[Records from a dataset]

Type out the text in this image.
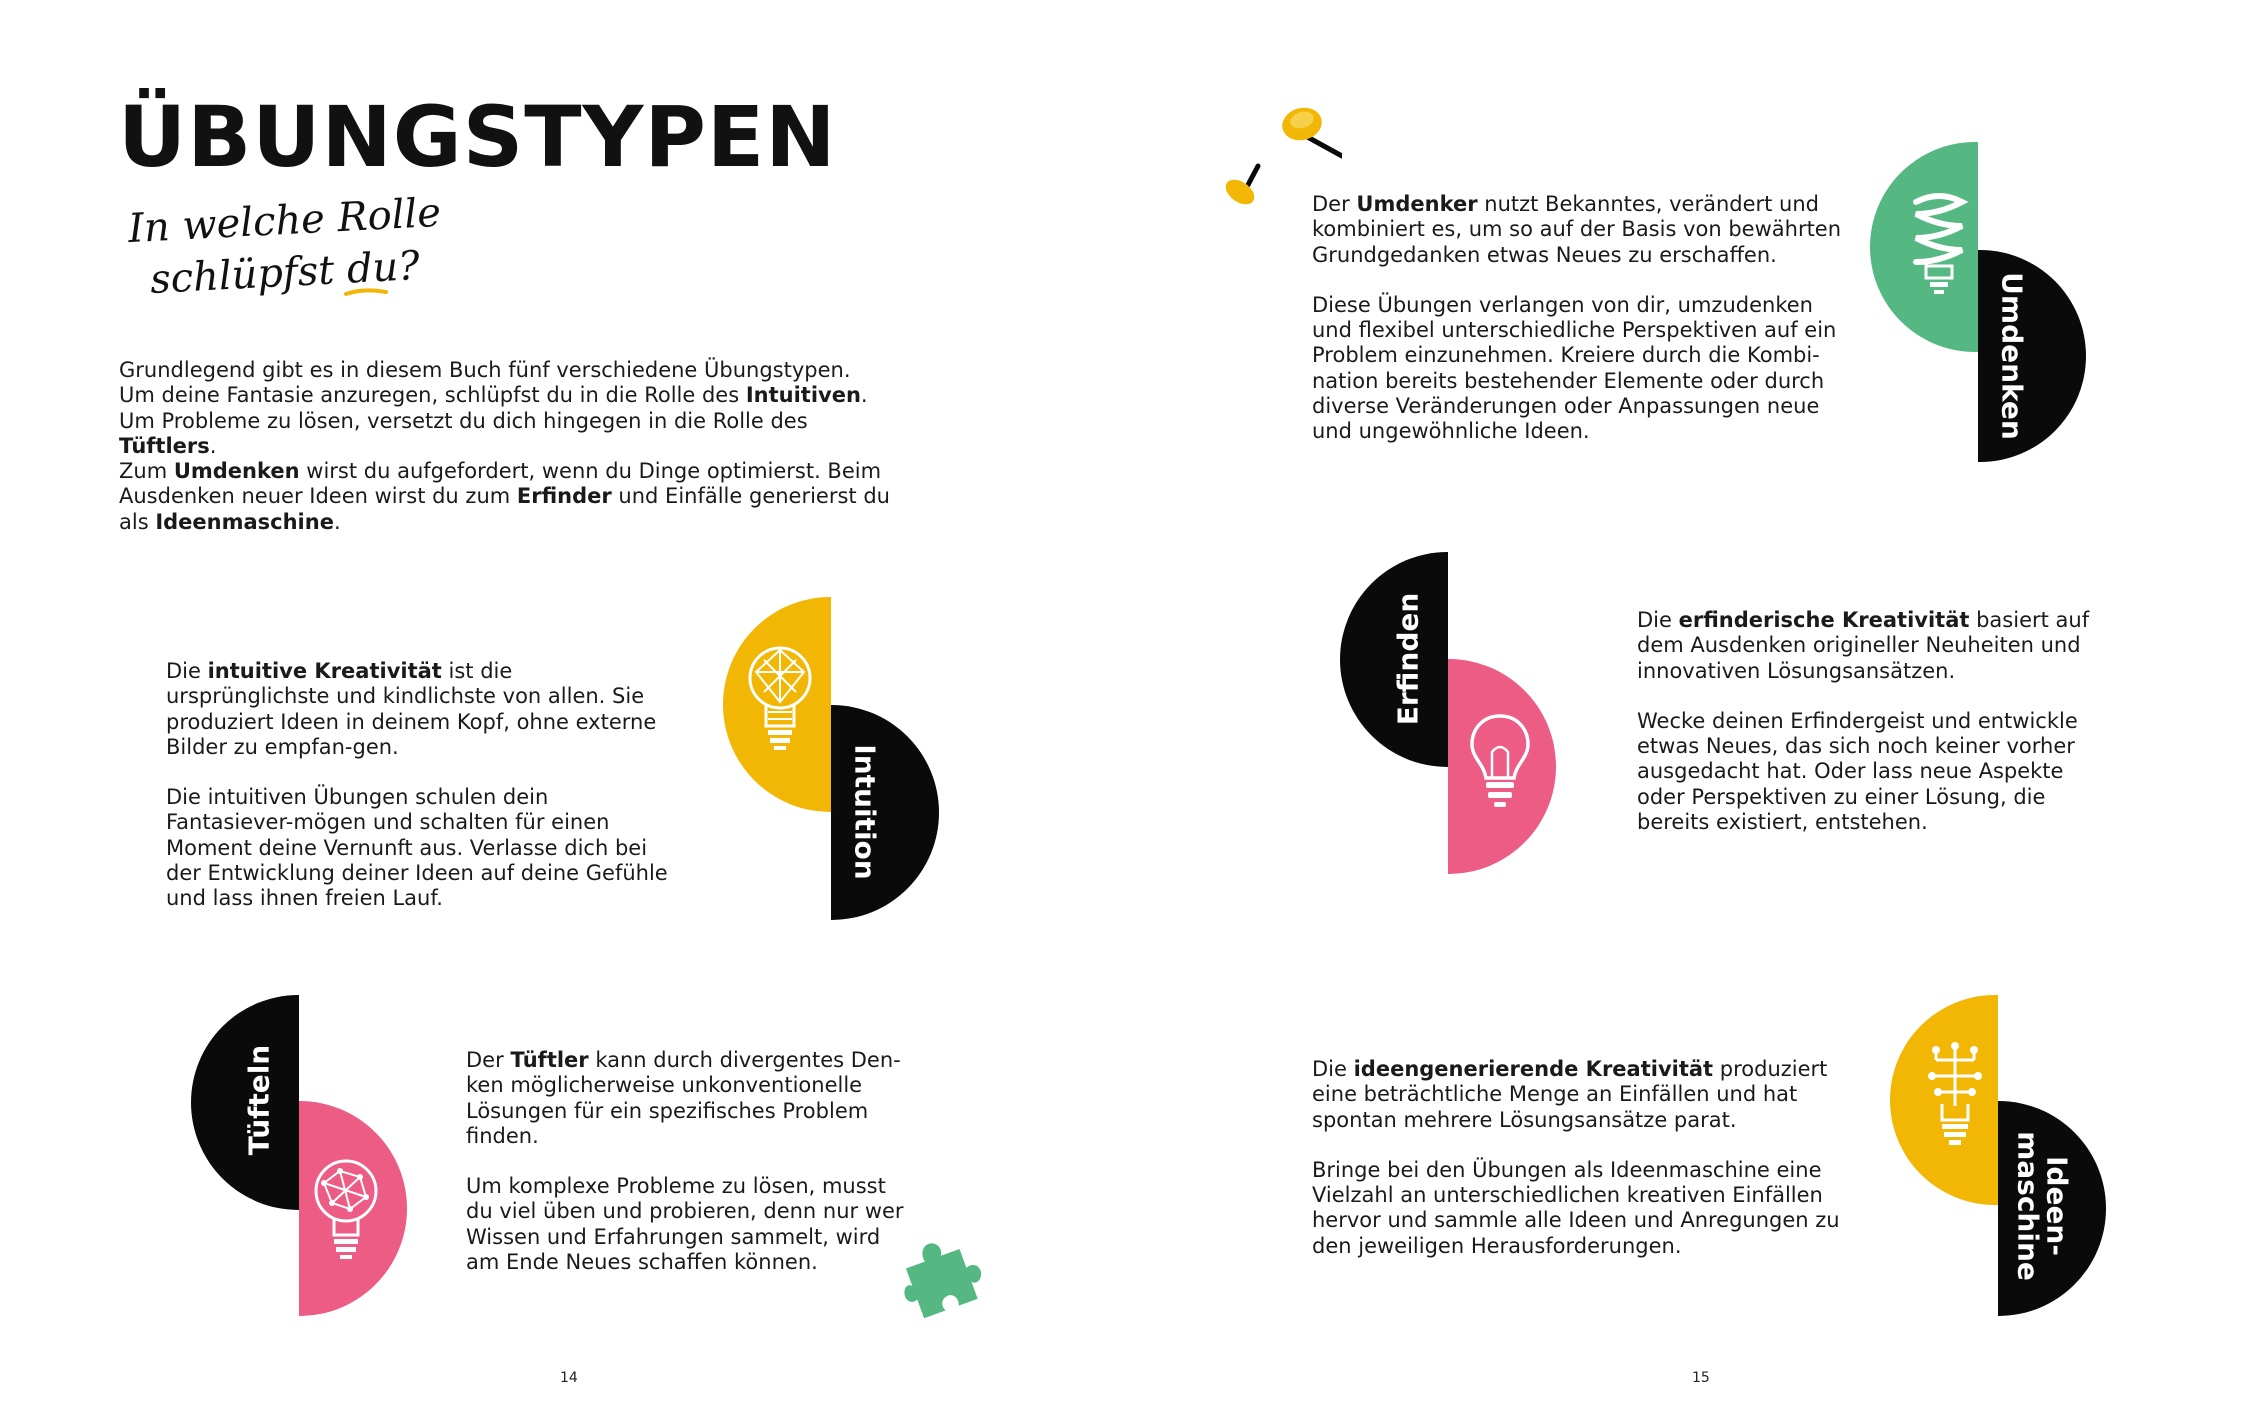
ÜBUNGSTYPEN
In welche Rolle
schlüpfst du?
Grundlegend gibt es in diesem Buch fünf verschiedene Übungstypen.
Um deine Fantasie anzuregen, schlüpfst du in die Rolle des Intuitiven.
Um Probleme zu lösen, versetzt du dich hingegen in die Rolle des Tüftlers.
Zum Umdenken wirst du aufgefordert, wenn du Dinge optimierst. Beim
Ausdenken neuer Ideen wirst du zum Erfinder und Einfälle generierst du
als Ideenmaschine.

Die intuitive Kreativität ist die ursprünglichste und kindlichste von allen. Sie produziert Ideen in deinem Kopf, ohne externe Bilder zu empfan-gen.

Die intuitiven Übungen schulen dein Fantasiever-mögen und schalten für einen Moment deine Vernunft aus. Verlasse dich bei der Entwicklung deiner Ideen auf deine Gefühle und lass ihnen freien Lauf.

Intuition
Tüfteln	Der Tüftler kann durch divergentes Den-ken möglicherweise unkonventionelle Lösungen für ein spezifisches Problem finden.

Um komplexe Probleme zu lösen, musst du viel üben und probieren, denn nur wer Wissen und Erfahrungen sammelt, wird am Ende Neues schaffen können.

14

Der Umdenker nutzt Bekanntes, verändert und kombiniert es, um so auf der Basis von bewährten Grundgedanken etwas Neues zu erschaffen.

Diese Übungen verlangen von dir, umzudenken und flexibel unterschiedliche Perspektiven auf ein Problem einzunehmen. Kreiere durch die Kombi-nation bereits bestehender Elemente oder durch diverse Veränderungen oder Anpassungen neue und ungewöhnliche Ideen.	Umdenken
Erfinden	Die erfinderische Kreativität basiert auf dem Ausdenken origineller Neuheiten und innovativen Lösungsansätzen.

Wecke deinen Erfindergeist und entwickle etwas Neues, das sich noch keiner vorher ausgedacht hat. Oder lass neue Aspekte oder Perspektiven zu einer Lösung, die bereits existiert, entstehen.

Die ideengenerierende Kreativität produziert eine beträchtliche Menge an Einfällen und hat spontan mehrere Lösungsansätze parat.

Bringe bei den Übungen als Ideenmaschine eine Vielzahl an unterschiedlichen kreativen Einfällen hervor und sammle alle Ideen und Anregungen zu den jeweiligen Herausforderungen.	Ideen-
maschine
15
* * *
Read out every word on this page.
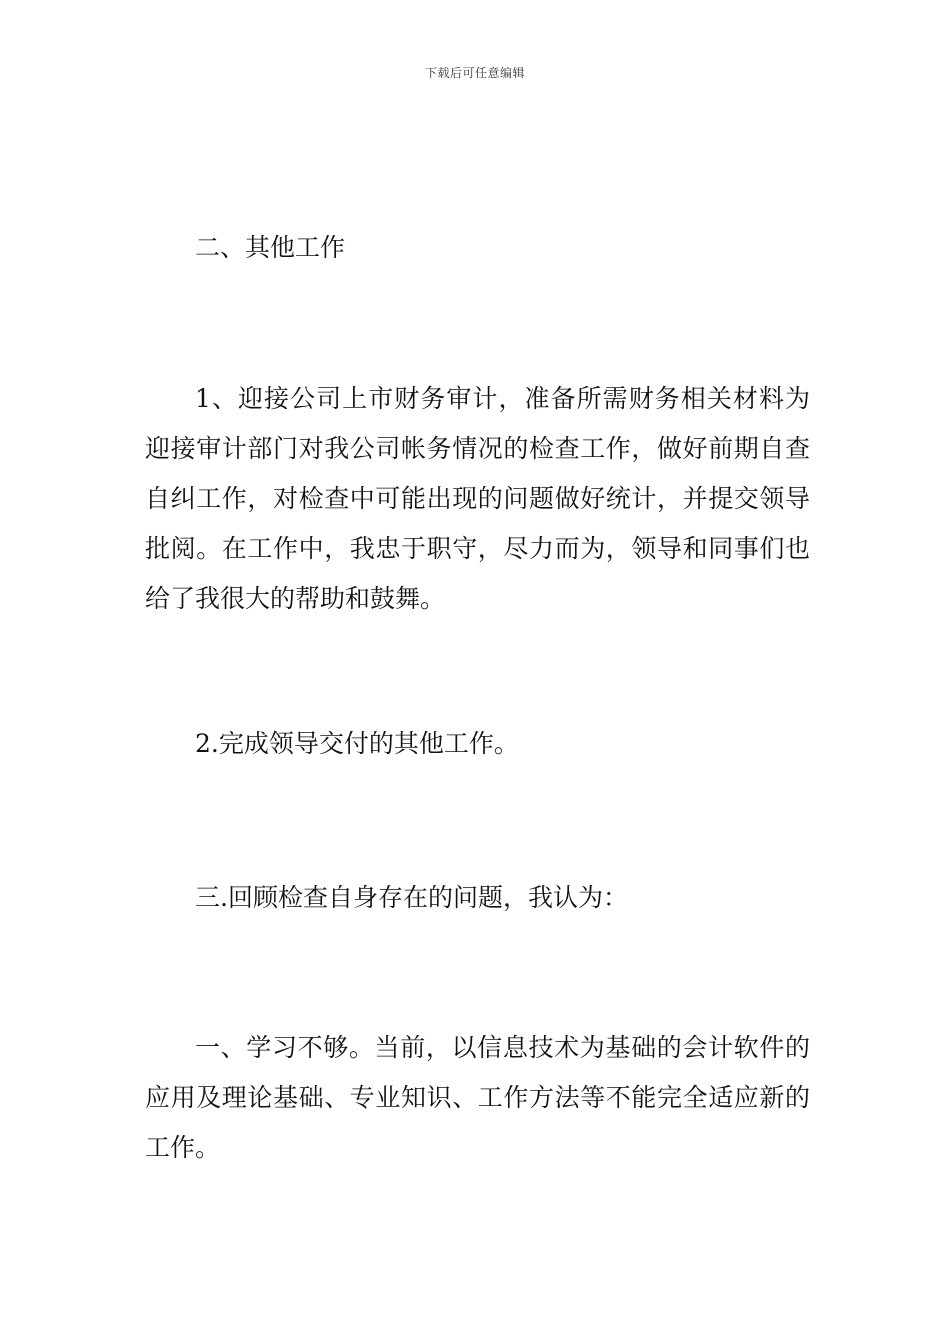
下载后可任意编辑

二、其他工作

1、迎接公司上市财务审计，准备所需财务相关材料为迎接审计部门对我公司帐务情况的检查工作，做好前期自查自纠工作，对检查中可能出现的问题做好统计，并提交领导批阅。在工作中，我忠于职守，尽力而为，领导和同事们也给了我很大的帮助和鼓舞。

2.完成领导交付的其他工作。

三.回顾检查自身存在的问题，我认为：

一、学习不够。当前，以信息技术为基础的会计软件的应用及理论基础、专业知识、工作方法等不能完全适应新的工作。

▸ Instruction: Look for "Neues" and pull out every line that has it.

▸ Solution to this task:
Um komplexe Probleme zu lösen, musst du viel üben und probieren, denn nur wer Wissen und Erfahrungen sammelt, wird am Ende Neues schaffen können.
Der Umdenker nutzt Bekanntes, verändert und kombiniert es, um so auf der Basis von bewährten Grundgedanken etwas Neues zu erschaffen.
Wecke deinen Erfindergeist und entwickle etwas Neues, das sich noch keiner vorher ausgedacht hat. Oder lass neue Aspekte oder Perspektiven zu einer Lösung, die bereits existiert, entstehen.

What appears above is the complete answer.